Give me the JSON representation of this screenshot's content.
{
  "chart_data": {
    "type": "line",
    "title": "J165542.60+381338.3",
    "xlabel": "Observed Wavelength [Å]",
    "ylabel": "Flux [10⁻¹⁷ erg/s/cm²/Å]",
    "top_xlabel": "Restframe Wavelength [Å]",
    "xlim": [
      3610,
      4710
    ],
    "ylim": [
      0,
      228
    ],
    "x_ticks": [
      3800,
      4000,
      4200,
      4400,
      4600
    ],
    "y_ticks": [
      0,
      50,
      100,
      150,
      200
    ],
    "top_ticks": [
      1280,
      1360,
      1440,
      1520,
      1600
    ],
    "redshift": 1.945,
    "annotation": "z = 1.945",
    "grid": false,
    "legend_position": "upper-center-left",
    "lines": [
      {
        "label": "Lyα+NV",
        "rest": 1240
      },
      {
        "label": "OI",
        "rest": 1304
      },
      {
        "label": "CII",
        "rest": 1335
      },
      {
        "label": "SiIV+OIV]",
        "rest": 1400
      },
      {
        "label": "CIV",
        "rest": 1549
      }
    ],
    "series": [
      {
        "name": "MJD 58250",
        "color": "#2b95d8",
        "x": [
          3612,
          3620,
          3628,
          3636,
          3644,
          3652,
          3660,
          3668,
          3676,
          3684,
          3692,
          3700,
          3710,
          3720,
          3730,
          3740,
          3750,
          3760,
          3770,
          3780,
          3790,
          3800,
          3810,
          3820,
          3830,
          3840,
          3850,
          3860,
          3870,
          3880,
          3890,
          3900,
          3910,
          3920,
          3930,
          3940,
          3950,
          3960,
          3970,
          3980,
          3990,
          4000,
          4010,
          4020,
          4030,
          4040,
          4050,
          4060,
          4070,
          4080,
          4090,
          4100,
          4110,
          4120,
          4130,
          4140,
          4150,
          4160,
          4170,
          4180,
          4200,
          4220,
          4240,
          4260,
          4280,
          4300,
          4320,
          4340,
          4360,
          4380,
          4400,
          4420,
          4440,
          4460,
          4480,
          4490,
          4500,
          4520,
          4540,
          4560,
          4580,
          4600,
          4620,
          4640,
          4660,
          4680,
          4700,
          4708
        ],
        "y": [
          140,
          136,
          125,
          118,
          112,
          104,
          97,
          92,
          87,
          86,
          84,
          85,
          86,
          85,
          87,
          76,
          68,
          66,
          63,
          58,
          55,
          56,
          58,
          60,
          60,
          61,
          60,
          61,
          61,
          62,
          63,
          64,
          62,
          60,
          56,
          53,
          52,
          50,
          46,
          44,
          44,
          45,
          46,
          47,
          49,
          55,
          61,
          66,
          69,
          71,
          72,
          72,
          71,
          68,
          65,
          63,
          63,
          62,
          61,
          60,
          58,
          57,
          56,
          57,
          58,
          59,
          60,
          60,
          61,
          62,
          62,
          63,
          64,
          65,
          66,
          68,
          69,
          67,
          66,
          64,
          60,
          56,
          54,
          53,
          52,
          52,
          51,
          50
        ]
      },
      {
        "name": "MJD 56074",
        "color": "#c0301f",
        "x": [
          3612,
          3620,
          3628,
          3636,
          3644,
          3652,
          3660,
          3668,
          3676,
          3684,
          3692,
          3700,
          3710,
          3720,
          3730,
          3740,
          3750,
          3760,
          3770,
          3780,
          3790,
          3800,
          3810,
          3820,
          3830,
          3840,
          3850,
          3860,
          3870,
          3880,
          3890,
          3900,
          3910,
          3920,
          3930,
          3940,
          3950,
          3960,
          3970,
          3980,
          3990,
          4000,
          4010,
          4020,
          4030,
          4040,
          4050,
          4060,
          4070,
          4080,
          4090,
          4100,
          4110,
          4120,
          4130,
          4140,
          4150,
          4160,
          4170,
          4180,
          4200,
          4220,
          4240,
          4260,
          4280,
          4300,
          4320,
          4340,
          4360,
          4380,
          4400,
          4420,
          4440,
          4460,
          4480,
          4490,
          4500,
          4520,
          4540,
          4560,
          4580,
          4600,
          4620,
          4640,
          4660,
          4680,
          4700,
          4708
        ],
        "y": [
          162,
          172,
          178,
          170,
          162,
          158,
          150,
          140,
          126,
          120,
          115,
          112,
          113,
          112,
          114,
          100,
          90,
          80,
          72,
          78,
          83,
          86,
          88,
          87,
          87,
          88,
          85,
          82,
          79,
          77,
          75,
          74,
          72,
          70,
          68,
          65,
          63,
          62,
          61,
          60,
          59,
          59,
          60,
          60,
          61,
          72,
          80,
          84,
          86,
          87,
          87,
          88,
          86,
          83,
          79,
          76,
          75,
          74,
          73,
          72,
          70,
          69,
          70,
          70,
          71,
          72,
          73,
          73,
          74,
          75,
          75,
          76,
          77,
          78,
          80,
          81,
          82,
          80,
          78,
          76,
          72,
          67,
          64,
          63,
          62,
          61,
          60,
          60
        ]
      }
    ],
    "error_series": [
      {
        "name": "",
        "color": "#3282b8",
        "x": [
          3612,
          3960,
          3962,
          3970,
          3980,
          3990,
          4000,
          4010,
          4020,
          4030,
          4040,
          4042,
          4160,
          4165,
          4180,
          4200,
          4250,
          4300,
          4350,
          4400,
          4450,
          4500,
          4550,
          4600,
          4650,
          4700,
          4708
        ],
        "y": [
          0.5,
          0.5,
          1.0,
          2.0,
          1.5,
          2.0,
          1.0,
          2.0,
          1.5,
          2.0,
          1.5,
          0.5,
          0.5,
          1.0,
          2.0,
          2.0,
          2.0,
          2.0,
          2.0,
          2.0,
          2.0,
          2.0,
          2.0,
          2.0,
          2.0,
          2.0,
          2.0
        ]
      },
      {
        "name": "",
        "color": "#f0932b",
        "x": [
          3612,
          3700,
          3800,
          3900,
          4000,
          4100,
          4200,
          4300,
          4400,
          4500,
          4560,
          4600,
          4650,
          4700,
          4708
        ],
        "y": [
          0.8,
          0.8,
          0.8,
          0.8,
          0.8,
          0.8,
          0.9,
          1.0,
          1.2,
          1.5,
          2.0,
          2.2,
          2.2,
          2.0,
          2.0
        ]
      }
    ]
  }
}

_Requirement_
Print the material verbatim, all of it.

_Worked answer_
Give me the JSON representation of this screenshot's content.
{
  "chart_data": {
    "type": "line",
    "title": "J165542.60+381338.3",
    "xlabel": "Observed Wavelength [Å]",
    "ylabel": "Flux [10⁻¹⁷ erg/s/cm²/Å]",
    "top_xlabel": "Restframe Wavelength [Å]",
    "xlim": [
      3610,
      4710
    ],
    "ylim": [
      0,
      228
    ],
    "x_ticks": [
      3800,
      4000,
      4200,
      4400,
      4600
    ],
    "y_ticks": [
      0,
      50,
      100,
      150,
      200
    ],
    "top_ticks": [
      1280,
      1360,
      1440,
      1520,
      1600
    ],
    "redshift": 1.945,
    "annotation": "z = 1.945",
    "grid": false,
    "legend_position": "upper-center-left",
    "lines": [
      {
        "label": "Lyα+NV",
        "rest": 1240
      },
      {
        "label": "OI",
        "rest": 1304
      },
      {
        "label": "CII",
        "rest": 1335
      },
      {
        "label": "SiIV+OIV]",
        "rest": 1400
      },
      {
        "label": "CIV",
        "rest": 1549
      }
    ],
    "series": [
      {
        "name": "MJD 58250",
        "color": "#2b95d8",
        "x": [
          3612,
          3620,
          3628,
          3636,
          3644,
          3652,
          3660,
          3668,
          3676,
          3684,
          3692,
          3700,
          3710,
          3720,
          3730,
          3740,
          3750,
          3760,
          3770,
          3780,
          3790,
          3800,
          3810,
          3820,
          3830,
          3840,
          3850,
          3860,
          3870,
          3880,
          3890,
          3900,
          3910,
          3920,
          3930,
          3940,
          3950,
          3960,
          3970,
          3980,
          3990,
          4000,
          4010,
          4020,
          4030,
          4040,
          4050,
          4060,
          4070,
          4080,
          4090,
          4100,
          4110,
          4120,
          4130,
          4140,
          4150,
          4160,
          4170,
          4180,
          4200,
          4220,
          4240,
          4260,
          4280,
          4300,
          4320,
          4340,
          4360,
          4380,
          4400,
          4420,
          4440,
          4460,
          4480,
          4490,
          4500,
          4520,
          4540,
          4560,
          4580,
          4600,
          4620,
          4640,
          4660,
          4680,
          4700,
          4708
        ],
        "y": [
          140,
          136,
          125,
          118,
          112,
          104,
          97,
          92,
          87,
          86,
          84,
          85,
          86,
          85,
          87,
          76,
          68,
          66,
          63,
          58,
          55,
          56,
          58,
          60,
          60,
          61,
          60,
          61,
          61,
          62,
          63,
          64,
          62,
          60,
          56,
          53,
          52,
          50,
          46,
          44,
          44,
          45,
          46,
          47,
          49,
          55,
          61,
          66,
          69,
          71,
          72,
          72,
          71,
          68,
          65,
          63,
          63,
          62,
          61,
          60,
          58,
          57,
          56,
          57,
          58,
          59,
          60,
          60,
          61,
          62,
          62,
          63,
          64,
          65,
          66,
          68,
          69,
          67,
          66,
          64,
          60,
          56,
          54,
          53,
          52,
          52,
          51,
          50
        ]
      },
      {
        "name": "MJD 56074",
        "color": "#c0301f",
        "x": [
          3612,
          3620,
          3628,
          3636,
          3644,
          3652,
          3660,
          3668,
          3676,
          3684,
          3692,
          3700,
          3710,
          3720,
          3730,
          3740,
          3750,
          3760,
          3770,
          3780,
          3790,
          3800,
          3810,
          3820,
          3830,
          3840,
          3850,
          3860,
          3870,
          3880,
          3890,
          3900,
          3910,
          3920,
          3930,
          3940,
          3950,
          3960,
          3970,
          3980,
          3990,
          4000,
          4010,
          4020,
          4030,
          4040,
          4050,
          4060,
          4070,
          4080,
          4090,
          4100,
          4110,
          4120,
          4130,
          4140,
          4150,
          4160,
          4170,
          4180,
          4200,
          4220,
          4240,
          4260,
          4280,
          4300,
          4320,
          4340,
          4360,
          4380,
          4400,
          4420,
          4440,
          4460,
          4480,
          4490,
          4500,
          4520,
          4540,
          4560,
          4580,
          4600,
          4620,
          4640,
          4660,
          4680,
          4700,
          4708
        ],
        "y": [
          162,
          172,
          178,
          170,
          162,
          158,
          150,
          140,
          126,
          120,
          115,
          112,
          113,
          112,
          114,
          100,
          90,
          80,
          72,
          78,
          83,
          86,
          88,
          87,
          87,
          88,
          85,
          82,
          79,
          77,
          75,
          74,
          72,
          70,
          68,
          65,
          63,
          62,
          61,
          60,
          59,
          59,
          60,
          60,
          61,
          72,
          80,
          84,
          86,
          87,
          87,
          88,
          86,
          83,
          79,
          76,
          75,
          74,
          73,
          72,
          70,
          69,
          70,
          70,
          71,
          72,
          73,
          73,
          74,
          75,
          75,
          76,
          77,
          78,
          80,
          81,
          82,
          80,
          78,
          76,
          72,
          67,
          64,
          63,
          62,
          61,
          60,
          60
        ]
      }
    ],
    "error_series": [
      {
        "name": "",
        "color": "#3282b8",
        "x": [
          3612,
          3960,
          3962,
          3970,
          3980,
          3990,
          4000,
          4010,
          4020,
          4030,
          4040,
          4042,
          4160,
          4165,
          4180,
          4200,
          4250,
          4300,
          4350,
          4400,
          4450,
          4500,
          4550,
          4600,
          4650,
          4700,
          4708
        ],
        "y": [
          0.5,
          0.5,
          1.0,
          2.0,
          1.5,
          2.0,
          1.0,
          2.0,
          1.5,
          2.0,
          1.5,
          0.5,
          0.5,
          1.0,
          2.0,
          2.0,
          2.0,
          2.0,
          2.0,
          2.0,
          2.0,
          2.0,
          2.0,
          2.0,
          2.0,
          2.0,
          2.0
        ]
      },
      {
        "name": "",
        "color": "#f0932b",
        "x": [
          3612,
          3700,
          3800,
          3900,
          4000,
          4100,
          4200,
          4300,
          4400,
          4500,
          4560,
          4600,
          4650,
          4700,
          4708
        ],
        "y": [
          0.8,
          0.8,
          0.8,
          0.8,
          0.8,
          0.8,
          0.9,
          1.0,
          1.2,
          1.5,
          2.0,
          2.2,
          2.2,
          2.0,
          2.0
        ]
      }
    ]
  }
}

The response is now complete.